## OBJECTIVE
Output every line of the data exactly as it appears.

## Figure collection entries
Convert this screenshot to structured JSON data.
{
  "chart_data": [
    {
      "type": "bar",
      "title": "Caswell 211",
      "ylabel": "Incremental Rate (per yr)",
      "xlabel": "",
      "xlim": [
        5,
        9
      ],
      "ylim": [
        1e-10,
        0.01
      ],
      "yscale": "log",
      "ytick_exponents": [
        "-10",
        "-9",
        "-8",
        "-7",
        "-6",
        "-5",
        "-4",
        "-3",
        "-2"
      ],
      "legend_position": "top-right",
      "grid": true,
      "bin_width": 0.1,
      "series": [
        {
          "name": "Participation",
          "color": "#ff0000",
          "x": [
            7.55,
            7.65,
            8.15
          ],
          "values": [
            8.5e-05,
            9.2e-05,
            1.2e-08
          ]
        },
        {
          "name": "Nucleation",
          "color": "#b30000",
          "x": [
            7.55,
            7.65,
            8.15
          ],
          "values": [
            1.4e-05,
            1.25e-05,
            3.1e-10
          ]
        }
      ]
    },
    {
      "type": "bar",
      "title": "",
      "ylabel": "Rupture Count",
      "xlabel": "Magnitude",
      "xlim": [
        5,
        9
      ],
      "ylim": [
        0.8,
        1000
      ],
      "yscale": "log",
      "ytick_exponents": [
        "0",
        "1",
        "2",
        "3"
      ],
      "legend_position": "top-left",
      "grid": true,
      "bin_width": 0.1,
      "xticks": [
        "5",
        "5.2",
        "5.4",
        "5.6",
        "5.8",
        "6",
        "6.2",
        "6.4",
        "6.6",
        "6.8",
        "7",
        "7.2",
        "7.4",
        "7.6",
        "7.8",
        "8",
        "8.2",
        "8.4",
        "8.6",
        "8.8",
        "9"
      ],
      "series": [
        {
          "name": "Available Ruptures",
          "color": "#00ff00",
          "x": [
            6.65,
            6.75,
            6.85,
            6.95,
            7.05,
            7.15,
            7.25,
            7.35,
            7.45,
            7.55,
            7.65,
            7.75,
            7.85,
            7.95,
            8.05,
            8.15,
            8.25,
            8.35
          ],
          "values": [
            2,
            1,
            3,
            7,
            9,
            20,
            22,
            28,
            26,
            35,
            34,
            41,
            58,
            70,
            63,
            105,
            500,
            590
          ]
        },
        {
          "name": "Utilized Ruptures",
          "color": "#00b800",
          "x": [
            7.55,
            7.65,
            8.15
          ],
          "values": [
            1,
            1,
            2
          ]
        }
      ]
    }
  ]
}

## THE SOLUTION
Convert this screenshot to structured JSON data.
{
  "chart_data": [
    {
      "type": "bar",
      "title": "Caswell 211",
      "ylabel": "Incremental Rate (per yr)",
      "xlabel": "",
      "xlim": [
        5,
        9
      ],
      "ylim": [
        1e-10,
        0.01
      ],
      "yscale": "log",
      "ytick_exponents": [
        "-10",
        "-9",
        "-8",
        "-7",
        "-6",
        "-5",
        "-4",
        "-3",
        "-2"
      ],
      "legend_position": "top-right",
      "grid": true,
      "bin_width": 0.1,
      "series": [
        {
          "name": "Participation",
          "color": "#ff0000",
          "x": [
            7.55,
            7.65,
            8.15
          ],
          "values": [
            8.5e-05,
            9.2e-05,
            1.2e-08
          ]
        },
        {
          "name": "Nucleation",
          "color": "#b30000",
          "x": [
            7.55,
            7.65,
            8.15
          ],
          "values": [
            1.4e-05,
            1.25e-05,
            3.1e-10
          ]
        }
      ]
    },
    {
      "type": "bar",
      "title": "",
      "ylabel": "Rupture Count",
      "xlabel": "Magnitude",
      "xlim": [
        5,
        9
      ],
      "ylim": [
        0.8,
        1000
      ],
      "yscale": "log",
      "ytick_exponents": [
        "0",
        "1",
        "2",
        "3"
      ],
      "legend_position": "top-left",
      "grid": true,
      "bin_width": 0.1,
      "xticks": [
        "5",
        "5.2",
        "5.4",
        "5.6",
        "5.8",
        "6",
        "6.2",
        "6.4",
        "6.6",
        "6.8",
        "7",
        "7.2",
        "7.4",
        "7.6",
        "7.8",
        "8",
        "8.2",
        "8.4",
        "8.6",
        "8.8",
        "9"
      ],
      "series": [
        {
          "name": "Available Ruptures",
          "color": "#00ff00",
          "x": [
            6.65,
            6.75,
            6.85,
            6.95,
            7.05,
            7.15,
            7.25,
            7.35,
            7.45,
            7.55,
            7.65,
            7.75,
            7.85,
            7.95,
            8.05,
            8.15,
            8.25,
            8.35
          ],
          "values": [
            2,
            1,
            3,
            7,
            9,
            20,
            22,
            28,
            26,
            35,
            34,
            41,
            58,
            70,
            63,
            105,
            500,
            590
          ]
        },
        {
          "name": "Utilized Ruptures",
          "color": "#00b800",
          "x": [
            7.55,
            7.65,
            8.15
          ],
          "values": [
            1,
            1,
            2
          ]
        }
      ]
    }
  ]
}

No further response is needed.